====== Data entries
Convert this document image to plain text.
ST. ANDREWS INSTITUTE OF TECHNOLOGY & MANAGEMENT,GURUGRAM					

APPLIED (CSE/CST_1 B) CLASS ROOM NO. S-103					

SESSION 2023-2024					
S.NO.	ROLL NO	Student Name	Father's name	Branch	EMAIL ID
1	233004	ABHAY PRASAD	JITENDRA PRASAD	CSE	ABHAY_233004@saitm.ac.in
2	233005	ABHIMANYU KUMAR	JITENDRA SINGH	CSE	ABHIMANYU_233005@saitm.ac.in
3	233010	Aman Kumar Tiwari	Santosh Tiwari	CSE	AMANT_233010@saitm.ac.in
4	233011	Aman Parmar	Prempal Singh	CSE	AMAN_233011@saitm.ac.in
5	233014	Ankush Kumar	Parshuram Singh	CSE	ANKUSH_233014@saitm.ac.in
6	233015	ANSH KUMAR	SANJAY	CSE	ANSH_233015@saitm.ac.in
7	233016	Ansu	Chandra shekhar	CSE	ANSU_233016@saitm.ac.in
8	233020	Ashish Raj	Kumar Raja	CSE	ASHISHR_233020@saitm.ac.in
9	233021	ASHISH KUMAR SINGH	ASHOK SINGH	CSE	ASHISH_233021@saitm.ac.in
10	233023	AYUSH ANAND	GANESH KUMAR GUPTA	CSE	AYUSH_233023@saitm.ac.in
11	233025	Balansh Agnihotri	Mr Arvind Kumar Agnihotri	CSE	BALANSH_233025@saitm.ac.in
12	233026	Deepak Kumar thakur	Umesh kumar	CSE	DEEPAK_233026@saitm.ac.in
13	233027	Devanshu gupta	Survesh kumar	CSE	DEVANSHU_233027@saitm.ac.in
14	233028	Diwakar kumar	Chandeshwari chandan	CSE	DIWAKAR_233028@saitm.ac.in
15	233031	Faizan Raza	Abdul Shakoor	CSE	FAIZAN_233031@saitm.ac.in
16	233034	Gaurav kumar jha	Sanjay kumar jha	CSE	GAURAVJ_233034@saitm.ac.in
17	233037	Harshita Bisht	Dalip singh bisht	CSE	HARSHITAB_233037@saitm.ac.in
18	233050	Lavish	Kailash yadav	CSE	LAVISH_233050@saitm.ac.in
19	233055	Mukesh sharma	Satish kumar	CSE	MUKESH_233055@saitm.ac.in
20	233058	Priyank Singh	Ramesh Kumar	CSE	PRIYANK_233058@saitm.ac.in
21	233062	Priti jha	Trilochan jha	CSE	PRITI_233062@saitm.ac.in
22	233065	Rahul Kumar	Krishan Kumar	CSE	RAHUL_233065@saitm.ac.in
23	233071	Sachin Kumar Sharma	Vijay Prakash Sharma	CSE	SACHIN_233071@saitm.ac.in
============
> [Task requirements] Read through the lines above and collect those that contain the string "JITENDRA".

> [In response]
1	233004	ABHAY PRASAD	JITENDRA PRASAD	CSE	ABHAY_233004@saitm.ac.in
2	233005	ABHIMANYU KUMAR	JITENDRA SINGH	CSE	ABHIMANYU_233005@saitm.ac.in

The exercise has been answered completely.